GIVEN EXERCISE: From the entries provided below, copy each line that contains the word "Chenopodium".

:: MATERIAL PROVIDED

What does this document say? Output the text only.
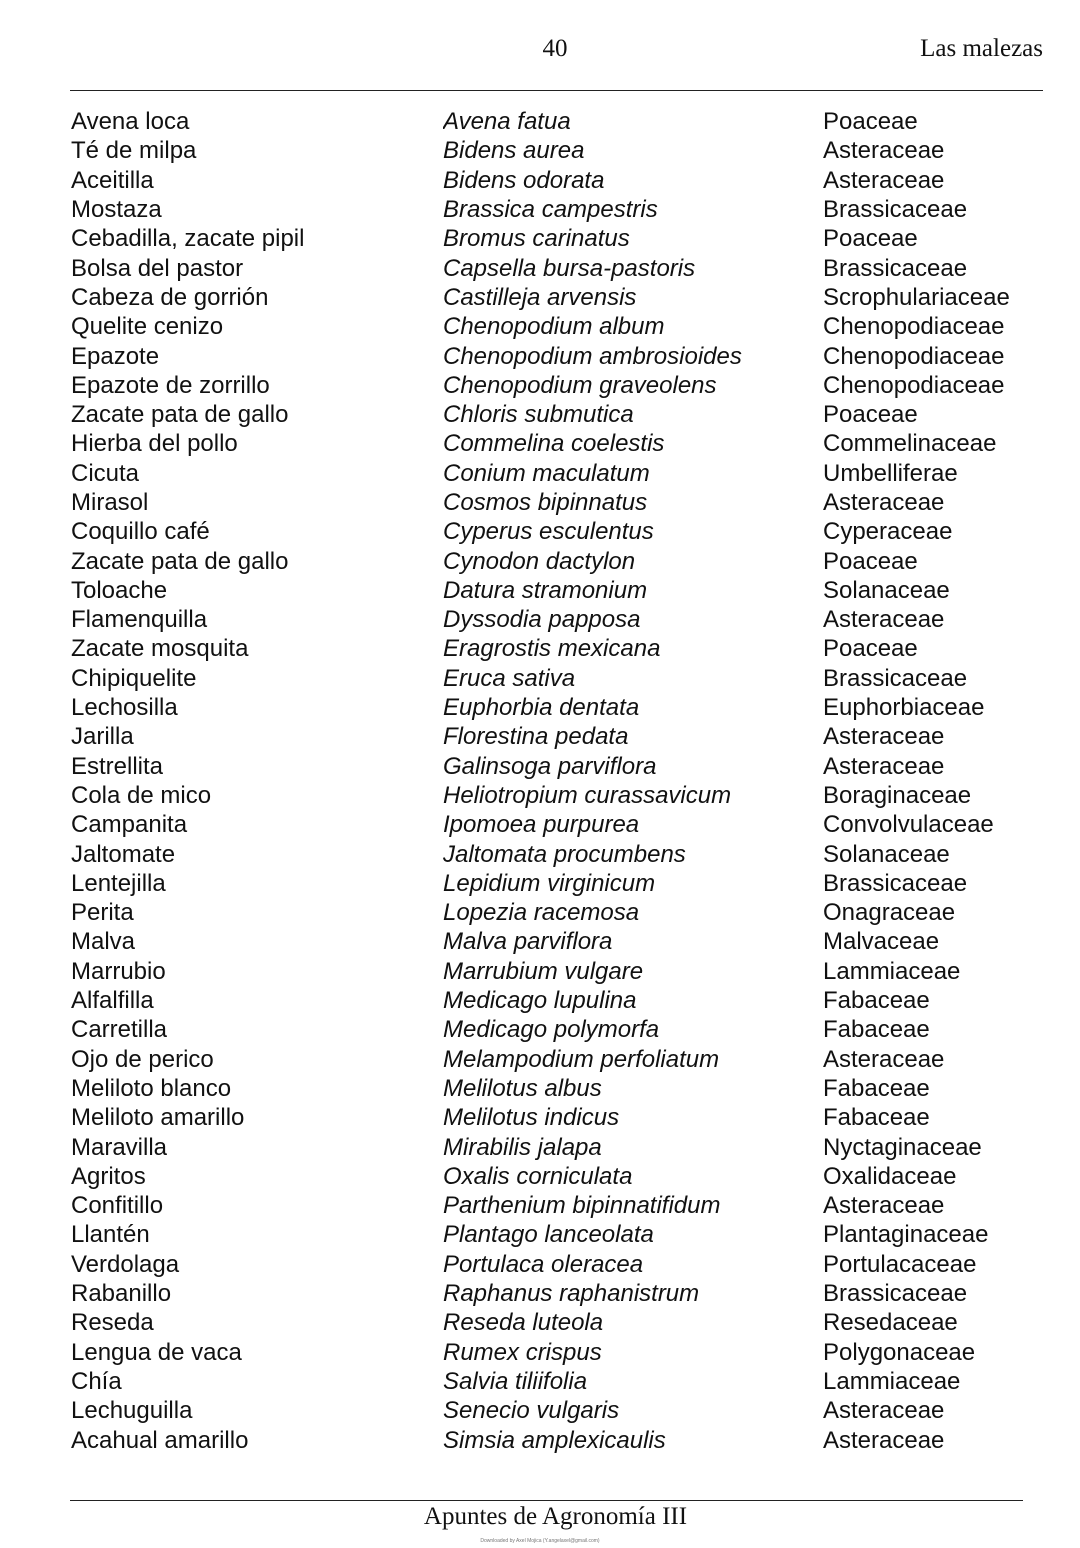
40	Las malezas
Avena loca	Avena fatua	Poaceae
Té de milpa	Bidens aurea	Asteraceae
Aceitilla	Bidens odorata	Asteraceae
Mostaza	Brassica campestris	Brassicaceae
Cebadilla, zacate pipil	Bromus carinatus	Poaceae
Bolsa del pastor	Capsella bursa-pastoris	Brassicaceae
Cabeza de gorrión	Castilleja arvensis	Scrophulariaceae
Quelite cenizo	Chenopodium album	Chenopodiaceae
Epazote	Chenopodium ambrosioides	Chenopodiaceae
Epazote de zorrillo	Chenopodium graveolens	Chenopodiaceae
Zacate pata de gallo	Chloris submutica	Poaceae
Hierba del pollo	Commelina coelestis	Commelinaceae
Cicuta	Conium maculatum	Umbelliferae
Mirasol	Cosmos bipinnatus	Asteraceae
Coquillo café	Cyperus esculentus	Cyperaceae
Zacate pata de gallo	Cynodon dactylon	Poaceae
Toloache	Datura stramonium	Solanaceae
Flamenquilla	Dyssodia papposa	Asteraceae
Zacate mosquita	Eragrostis mexicana	Poaceae
Chipiquelite	Eruca sativa	Brassicaceae
Lechosilla	Euphorbia dentata	Euphorbiaceae
Jarilla	Florestina pedata	Asteraceae
Estrellita	Galinsoga parviflora	Asteraceae
Cola de mico	Heliotropium curassavicum	Boraginaceae
Campanita	Ipomoea purpurea	Convolvulaceae
Jaltomate	Jaltomata procumbens	Solanaceae
Lentejilla	Lepidium virginicum	Brassicaceae
Perita	Lopezia racemosa	Onagraceae
Malva	Malva parviflora	Malvaceae
Marrubio	Marrubium vulgare	Lammiaceae
Alfalfilla	Medicago lupulina	Fabaceae
Carretilla	Medicago polymorfa	Fabaceae
Ojo de perico	Melampodium perfoliatum	Asteraceae
Meliloto blanco	Melilotus albus	Fabaceae
Meliloto amarillo	Melilotus indicus	Fabaceae
Maravilla	Mirabilis jalapa	Nyctaginaceae
Agritos	Oxalis corniculata	Oxalidaceae
Confitillo	Parthenium bipinnatifidum	Asteraceae
Llantén	Plantago lanceolata	Plantaginaceae
Verdolaga	Portulaca oleracea	Portulacaceae
Rabanillo	Raphanus raphanistrum	Brassicaceae
Reseda	Reseda luteola	Resedaceae
Lengua de vaca	Rumex crispus	Polygonaceae
Chía	Salvia tiliifolia	Lammiaceae
Lechuguilla	Senecio vulgaris	Asteraceae
Acahual amarillo	Simsia amplexicaulis	Asteraceae
Apuntes de Agronomía III
Downloaded by Axel Mojica (Y.angelaxel@gmail.com)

::::

OUTPUT OF THE EXERCISE:
Quelite cenizo	Chenopodium album	Chenopodiaceae
Epazote	Chenopodium ambrosioides	Chenopodiaceae
Epazote de zorrillo	Chenopodium graveolens	Chenopodiaceae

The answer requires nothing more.